**Set exercise:** Leave the pictures out. Return all other data exactly.

**Dataset entries:**
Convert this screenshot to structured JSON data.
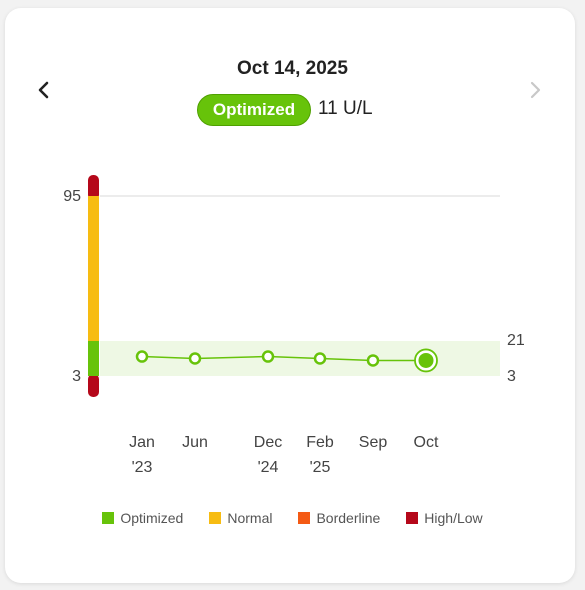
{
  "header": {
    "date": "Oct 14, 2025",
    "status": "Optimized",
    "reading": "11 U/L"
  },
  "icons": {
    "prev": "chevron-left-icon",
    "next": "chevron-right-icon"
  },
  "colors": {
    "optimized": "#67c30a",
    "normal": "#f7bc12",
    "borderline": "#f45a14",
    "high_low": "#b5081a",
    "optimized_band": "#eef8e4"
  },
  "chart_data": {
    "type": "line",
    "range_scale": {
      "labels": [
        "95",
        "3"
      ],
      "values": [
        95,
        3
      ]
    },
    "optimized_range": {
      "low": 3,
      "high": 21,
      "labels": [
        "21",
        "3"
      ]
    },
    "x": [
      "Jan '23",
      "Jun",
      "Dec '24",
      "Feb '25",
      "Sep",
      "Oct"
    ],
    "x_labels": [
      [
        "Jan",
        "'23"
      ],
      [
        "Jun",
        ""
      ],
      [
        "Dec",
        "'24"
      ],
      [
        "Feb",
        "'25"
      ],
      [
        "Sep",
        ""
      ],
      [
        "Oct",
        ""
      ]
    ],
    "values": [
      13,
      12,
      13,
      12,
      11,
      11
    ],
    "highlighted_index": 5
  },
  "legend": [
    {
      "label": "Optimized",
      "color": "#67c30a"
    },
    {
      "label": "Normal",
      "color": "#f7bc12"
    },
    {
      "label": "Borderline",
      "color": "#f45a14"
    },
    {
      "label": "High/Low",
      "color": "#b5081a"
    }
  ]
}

**Finished exercise:**
Convert this screenshot to structured JSON data.
{
  "header": {
    "date": "Oct 14, 2025",
    "status": "Optimized",
    "reading": "11 U/L"
  },
  "icons": {
    "prev": "chevron-left-icon",
    "next": "chevron-right-icon"
  },
  "colors": {
    "optimized": "#67c30a",
    "normal": "#f7bc12",
    "borderline": "#f45a14",
    "high_low": "#b5081a",
    "optimized_band": "#eef8e4"
  },
  "chart_data": {
    "type": "line",
    "range_scale": {
      "labels": [
        "95",
        "3"
      ],
      "values": [
        95,
        3
      ]
    },
    "optimized_range": {
      "low": 3,
      "high": 21,
      "labels": [
        "21",
        "3"
      ]
    },
    "x": [
      "Jan '23",
      "Jun",
      "Dec '24",
      "Feb '25",
      "Sep",
      "Oct"
    ],
    "x_labels": [
      [
        "Jan",
        "'23"
      ],
      [
        "Jun",
        ""
      ],
      [
        "Dec",
        "'24"
      ],
      [
        "Feb",
        "'25"
      ],
      [
        "Sep",
        ""
      ],
      [
        "Oct",
        ""
      ]
    ],
    "values": [
      13,
      12,
      13,
      12,
      11,
      11
    ],
    "highlighted_index": 5
  },
  "legend": [
    {
      "label": "Optimized",
      "color": "#67c30a"
    },
    {
      "label": "Normal",
      "color": "#f7bc12"
    },
    {
      "label": "Borderline",
      "color": "#f45a14"
    },
    {
      "label": "High/Low",
      "color": "#b5081a"
    }
  ]
}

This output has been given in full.